====== PROVIDED INFORMATION

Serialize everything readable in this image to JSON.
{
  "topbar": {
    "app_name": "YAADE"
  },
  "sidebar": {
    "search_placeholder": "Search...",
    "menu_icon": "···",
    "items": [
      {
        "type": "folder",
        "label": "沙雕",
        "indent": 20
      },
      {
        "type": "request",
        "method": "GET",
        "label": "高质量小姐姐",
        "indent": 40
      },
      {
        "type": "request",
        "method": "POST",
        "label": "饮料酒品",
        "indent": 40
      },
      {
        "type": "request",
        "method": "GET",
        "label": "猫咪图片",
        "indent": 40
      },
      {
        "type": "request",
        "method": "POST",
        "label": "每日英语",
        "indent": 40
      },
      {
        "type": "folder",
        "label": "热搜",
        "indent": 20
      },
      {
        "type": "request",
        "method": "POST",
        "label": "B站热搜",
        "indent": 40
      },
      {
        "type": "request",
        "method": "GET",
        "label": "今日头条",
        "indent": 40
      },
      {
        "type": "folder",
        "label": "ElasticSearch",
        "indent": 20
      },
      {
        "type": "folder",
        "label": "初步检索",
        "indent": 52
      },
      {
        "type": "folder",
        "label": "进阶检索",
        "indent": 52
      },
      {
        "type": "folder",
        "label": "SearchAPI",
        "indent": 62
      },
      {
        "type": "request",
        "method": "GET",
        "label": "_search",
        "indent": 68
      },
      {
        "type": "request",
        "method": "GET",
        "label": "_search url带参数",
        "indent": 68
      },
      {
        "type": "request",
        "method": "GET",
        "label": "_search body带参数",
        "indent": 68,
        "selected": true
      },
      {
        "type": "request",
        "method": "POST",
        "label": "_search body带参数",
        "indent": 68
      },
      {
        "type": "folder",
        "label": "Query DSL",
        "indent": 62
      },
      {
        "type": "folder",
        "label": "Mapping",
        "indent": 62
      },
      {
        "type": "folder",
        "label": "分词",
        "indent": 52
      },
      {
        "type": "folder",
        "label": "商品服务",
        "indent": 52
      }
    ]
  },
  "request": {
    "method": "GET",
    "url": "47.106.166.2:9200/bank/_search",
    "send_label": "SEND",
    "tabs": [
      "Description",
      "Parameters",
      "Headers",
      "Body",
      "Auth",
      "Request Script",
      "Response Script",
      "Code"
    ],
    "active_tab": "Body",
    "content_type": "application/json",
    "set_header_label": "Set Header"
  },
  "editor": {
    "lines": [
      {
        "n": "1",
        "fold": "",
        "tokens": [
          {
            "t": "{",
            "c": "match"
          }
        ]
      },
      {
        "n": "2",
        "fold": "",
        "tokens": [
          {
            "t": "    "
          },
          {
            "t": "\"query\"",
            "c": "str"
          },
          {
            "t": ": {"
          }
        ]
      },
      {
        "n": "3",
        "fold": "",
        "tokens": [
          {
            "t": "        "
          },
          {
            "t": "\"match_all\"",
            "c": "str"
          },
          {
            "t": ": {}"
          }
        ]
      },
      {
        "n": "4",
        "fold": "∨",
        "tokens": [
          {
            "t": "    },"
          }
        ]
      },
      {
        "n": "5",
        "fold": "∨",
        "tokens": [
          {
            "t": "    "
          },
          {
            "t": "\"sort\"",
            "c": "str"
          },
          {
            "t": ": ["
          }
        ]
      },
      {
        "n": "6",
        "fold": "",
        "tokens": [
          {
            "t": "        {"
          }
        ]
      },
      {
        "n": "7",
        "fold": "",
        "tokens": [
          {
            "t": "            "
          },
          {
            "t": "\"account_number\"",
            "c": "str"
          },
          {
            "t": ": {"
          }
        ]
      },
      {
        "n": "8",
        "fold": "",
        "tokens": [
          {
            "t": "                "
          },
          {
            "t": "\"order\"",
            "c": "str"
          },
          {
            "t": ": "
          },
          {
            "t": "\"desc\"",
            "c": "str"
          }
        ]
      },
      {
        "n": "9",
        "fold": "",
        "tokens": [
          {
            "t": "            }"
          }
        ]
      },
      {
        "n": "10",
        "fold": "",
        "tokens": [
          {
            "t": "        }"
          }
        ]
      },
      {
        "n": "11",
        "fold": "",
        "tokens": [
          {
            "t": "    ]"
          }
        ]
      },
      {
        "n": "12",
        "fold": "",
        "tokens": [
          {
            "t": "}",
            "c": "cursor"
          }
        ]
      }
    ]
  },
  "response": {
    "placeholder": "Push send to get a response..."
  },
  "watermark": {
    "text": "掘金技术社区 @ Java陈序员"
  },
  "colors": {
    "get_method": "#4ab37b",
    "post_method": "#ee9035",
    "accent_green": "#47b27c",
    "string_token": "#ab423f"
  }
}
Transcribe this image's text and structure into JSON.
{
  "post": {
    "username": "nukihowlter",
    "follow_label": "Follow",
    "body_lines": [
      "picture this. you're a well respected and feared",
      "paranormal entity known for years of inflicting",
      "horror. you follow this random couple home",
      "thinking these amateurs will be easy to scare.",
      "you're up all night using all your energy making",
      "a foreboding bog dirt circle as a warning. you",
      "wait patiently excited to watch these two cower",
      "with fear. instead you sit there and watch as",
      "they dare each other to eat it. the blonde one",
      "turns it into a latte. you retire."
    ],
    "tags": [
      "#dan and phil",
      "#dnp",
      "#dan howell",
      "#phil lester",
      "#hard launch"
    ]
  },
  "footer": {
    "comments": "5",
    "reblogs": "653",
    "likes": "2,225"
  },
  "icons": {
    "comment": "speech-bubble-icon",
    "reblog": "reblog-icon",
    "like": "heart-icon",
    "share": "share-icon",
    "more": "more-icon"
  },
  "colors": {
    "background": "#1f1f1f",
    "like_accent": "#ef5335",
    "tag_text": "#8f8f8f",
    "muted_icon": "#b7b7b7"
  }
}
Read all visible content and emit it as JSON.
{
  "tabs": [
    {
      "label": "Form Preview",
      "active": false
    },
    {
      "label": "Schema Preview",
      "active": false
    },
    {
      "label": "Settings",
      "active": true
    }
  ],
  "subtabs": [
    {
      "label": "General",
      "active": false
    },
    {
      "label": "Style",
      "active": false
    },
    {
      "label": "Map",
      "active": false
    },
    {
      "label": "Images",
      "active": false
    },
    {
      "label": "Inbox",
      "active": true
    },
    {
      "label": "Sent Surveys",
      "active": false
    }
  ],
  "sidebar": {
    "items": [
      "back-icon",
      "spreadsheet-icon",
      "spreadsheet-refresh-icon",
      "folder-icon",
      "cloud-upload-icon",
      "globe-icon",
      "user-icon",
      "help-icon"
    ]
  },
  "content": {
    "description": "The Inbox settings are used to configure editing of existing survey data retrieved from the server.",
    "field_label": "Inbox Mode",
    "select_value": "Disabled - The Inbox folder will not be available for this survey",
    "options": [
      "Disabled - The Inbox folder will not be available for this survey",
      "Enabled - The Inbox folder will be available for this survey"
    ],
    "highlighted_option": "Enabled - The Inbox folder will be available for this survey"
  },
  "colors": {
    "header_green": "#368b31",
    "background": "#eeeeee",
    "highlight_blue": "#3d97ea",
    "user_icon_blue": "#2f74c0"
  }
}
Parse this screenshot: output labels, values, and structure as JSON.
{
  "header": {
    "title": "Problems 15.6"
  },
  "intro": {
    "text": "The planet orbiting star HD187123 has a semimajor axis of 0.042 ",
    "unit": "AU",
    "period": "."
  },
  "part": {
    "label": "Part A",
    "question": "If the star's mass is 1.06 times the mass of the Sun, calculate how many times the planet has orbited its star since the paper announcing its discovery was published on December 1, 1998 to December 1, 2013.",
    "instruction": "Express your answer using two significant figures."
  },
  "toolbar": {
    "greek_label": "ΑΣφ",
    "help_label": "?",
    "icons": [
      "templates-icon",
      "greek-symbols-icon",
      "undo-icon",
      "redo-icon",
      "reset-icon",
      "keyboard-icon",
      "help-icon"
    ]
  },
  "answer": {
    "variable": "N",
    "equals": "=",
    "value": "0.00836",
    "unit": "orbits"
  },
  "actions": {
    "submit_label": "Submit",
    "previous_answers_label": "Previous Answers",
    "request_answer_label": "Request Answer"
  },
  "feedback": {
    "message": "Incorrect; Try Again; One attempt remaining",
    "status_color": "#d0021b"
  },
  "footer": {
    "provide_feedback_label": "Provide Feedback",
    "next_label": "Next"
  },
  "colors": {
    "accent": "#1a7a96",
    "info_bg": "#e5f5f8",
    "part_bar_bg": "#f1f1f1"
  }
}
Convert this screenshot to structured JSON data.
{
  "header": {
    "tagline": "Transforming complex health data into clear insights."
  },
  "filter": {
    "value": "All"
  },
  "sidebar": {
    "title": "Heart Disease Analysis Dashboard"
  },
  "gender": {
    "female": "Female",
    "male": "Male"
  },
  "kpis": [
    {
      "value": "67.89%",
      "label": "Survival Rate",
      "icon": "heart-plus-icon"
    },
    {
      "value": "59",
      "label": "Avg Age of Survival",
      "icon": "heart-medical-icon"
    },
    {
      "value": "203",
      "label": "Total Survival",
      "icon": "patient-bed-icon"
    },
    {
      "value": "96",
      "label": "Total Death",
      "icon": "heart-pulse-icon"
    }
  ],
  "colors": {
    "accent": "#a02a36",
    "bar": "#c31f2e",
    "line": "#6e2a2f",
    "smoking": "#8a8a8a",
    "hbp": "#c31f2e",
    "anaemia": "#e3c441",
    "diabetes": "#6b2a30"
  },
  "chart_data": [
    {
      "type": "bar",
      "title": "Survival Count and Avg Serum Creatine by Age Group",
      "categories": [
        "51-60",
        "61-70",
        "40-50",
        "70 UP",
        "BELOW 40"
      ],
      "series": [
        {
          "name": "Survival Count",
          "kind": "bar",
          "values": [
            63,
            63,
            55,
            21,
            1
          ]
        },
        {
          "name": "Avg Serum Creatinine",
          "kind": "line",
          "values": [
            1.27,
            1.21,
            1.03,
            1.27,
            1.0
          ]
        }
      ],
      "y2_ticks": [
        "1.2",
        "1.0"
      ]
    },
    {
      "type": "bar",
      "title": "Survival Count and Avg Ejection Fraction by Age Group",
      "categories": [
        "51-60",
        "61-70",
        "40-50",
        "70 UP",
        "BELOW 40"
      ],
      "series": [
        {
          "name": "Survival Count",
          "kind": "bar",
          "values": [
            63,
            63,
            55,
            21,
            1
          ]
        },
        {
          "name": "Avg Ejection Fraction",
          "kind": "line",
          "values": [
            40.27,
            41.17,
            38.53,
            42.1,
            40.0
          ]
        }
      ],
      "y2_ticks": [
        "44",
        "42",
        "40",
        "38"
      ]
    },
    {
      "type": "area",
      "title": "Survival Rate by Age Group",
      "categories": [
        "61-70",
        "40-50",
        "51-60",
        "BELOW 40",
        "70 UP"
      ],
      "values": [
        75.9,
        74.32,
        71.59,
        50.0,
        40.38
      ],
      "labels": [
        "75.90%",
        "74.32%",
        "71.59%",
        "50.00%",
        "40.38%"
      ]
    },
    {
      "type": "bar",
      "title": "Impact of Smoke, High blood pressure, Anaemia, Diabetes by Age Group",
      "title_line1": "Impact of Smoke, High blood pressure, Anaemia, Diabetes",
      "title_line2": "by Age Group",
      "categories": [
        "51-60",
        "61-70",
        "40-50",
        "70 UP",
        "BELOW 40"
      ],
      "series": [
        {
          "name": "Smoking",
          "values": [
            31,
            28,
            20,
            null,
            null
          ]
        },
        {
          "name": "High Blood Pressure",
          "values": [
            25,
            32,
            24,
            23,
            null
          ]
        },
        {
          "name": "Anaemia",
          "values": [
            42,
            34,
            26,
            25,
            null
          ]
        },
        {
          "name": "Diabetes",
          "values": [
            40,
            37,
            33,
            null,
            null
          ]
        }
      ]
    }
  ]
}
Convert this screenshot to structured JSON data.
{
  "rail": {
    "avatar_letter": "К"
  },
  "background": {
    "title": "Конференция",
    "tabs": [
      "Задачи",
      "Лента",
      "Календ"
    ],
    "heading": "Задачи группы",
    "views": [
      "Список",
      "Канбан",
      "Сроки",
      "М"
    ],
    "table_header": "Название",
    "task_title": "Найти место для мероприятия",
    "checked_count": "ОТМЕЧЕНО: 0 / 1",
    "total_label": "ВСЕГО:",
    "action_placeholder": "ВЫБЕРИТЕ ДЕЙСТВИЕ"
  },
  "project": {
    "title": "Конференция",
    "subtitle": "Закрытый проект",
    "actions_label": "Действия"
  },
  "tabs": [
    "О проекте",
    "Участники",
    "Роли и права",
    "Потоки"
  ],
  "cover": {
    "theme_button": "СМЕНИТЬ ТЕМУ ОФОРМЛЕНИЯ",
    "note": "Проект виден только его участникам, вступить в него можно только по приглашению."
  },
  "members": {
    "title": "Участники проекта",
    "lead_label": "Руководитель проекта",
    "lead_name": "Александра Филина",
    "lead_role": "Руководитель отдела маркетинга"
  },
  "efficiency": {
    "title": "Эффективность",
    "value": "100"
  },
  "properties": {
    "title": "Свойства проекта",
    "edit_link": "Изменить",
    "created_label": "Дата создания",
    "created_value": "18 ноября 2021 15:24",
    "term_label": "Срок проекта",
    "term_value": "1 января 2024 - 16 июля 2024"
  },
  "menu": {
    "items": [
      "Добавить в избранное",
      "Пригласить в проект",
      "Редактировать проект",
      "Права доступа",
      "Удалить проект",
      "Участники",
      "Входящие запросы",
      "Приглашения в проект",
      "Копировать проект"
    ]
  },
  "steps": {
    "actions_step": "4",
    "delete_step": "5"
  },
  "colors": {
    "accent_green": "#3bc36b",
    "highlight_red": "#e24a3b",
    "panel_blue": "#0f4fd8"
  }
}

============

# [TASK DETAILS]
From the entries above, copy every line containing the word "Serum".

# [THE RESULT]
      "title": "Survival Count and Avg Serum Creatine by Age Group",
          "name": "Avg Serum Creatinine",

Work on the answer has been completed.